- What the task asks -
Search the records for the word "name" and report each line that has it.

- Figure collection entries -

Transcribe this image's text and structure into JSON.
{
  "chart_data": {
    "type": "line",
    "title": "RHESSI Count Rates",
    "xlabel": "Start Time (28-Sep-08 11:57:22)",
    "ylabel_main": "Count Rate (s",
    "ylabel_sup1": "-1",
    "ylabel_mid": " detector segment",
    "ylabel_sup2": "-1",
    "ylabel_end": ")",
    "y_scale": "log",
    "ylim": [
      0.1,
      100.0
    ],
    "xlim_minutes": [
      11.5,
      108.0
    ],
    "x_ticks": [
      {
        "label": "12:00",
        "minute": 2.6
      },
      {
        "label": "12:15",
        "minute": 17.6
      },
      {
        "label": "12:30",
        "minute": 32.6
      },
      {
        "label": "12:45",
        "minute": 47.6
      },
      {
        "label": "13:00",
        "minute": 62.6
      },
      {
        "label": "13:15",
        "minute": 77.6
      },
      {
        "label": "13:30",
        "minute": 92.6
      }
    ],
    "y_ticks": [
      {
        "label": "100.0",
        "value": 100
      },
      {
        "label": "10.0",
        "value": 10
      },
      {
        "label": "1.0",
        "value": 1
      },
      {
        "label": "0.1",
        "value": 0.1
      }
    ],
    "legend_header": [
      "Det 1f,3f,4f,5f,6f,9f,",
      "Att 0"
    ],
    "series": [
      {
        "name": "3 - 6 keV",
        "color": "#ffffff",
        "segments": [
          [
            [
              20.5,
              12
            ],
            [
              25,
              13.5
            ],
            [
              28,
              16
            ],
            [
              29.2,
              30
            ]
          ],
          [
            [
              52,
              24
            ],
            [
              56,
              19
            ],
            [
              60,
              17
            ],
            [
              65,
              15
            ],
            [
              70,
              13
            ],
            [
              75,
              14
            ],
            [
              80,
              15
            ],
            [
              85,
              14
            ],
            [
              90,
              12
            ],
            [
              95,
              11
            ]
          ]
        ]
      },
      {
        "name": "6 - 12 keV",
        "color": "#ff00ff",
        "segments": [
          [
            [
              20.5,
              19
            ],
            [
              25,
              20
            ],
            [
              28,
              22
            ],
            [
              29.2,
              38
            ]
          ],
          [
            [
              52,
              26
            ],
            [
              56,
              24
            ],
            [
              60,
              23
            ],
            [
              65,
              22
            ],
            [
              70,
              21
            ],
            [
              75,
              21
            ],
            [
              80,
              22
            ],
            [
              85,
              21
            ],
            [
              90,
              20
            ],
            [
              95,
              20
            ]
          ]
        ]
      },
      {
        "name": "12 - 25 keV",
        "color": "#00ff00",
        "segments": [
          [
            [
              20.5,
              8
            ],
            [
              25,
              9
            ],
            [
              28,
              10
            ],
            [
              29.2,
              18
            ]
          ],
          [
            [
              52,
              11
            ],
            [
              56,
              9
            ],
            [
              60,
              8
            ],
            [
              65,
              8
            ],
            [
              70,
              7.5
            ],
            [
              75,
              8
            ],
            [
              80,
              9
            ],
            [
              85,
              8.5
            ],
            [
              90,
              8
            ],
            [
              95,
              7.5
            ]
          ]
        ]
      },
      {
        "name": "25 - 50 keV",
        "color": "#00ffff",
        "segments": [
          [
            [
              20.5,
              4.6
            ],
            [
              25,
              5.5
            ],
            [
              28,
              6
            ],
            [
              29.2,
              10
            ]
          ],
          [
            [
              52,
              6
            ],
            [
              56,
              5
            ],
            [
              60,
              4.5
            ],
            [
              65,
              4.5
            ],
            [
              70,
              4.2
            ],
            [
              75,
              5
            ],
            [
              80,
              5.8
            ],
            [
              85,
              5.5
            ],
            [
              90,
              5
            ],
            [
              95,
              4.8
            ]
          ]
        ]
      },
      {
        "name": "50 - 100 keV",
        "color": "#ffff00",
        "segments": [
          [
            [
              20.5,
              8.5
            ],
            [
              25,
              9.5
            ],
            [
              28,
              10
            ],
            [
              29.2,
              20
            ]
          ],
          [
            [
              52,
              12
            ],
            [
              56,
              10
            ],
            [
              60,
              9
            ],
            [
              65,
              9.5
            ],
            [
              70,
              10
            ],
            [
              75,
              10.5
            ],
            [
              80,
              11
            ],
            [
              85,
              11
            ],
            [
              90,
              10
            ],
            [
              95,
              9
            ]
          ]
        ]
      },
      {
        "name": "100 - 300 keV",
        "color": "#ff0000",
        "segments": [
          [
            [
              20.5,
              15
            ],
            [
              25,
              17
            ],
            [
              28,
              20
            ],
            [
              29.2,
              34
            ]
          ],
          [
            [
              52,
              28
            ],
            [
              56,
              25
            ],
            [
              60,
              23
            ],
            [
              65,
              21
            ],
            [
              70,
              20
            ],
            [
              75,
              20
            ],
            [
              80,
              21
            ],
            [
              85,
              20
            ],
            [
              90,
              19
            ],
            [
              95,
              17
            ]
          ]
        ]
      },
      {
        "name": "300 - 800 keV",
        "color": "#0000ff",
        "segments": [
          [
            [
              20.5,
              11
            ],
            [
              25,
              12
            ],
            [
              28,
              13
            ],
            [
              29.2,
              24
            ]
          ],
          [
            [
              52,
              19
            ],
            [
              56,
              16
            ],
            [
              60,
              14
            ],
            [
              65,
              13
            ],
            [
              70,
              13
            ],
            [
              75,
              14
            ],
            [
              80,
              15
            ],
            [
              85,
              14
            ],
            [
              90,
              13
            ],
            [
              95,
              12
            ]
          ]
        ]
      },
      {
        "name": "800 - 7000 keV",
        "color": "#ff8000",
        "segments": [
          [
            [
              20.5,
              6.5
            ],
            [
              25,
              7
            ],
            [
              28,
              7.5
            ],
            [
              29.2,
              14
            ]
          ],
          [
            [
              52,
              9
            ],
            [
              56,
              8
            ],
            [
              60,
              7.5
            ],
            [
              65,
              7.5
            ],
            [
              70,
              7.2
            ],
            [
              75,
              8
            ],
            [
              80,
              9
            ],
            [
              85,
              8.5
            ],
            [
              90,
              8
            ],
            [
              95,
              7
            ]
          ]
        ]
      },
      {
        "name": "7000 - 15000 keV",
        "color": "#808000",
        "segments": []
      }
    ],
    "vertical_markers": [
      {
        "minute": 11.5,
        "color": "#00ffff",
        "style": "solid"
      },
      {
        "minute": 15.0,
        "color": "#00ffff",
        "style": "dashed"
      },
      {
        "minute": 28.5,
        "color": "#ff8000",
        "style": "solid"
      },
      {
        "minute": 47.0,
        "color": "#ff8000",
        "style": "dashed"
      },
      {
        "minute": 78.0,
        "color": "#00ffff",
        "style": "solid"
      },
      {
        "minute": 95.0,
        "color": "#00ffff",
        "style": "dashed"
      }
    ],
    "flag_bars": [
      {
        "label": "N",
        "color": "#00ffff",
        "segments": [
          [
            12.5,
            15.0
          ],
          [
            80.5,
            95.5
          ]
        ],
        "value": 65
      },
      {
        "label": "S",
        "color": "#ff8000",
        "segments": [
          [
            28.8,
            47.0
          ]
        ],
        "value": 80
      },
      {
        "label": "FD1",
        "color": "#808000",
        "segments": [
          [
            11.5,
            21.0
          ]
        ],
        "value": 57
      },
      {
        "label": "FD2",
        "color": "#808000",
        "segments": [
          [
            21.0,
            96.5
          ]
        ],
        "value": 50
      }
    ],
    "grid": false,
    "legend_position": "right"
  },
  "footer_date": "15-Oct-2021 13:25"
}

- Output for this exercise -
        "name": "3 - 6 keV",
        "name": "6 - 12 keV",
        "name": "12 - 25 keV",
        "name": "25 - 50 keV",
        "name": "50 - 100 keV",
        "name": "100 - 300 keV",
        "name": "300 - 800 keV",
        "name": "800 - 7000 keV",
        "name": "7000 - 15000 keV",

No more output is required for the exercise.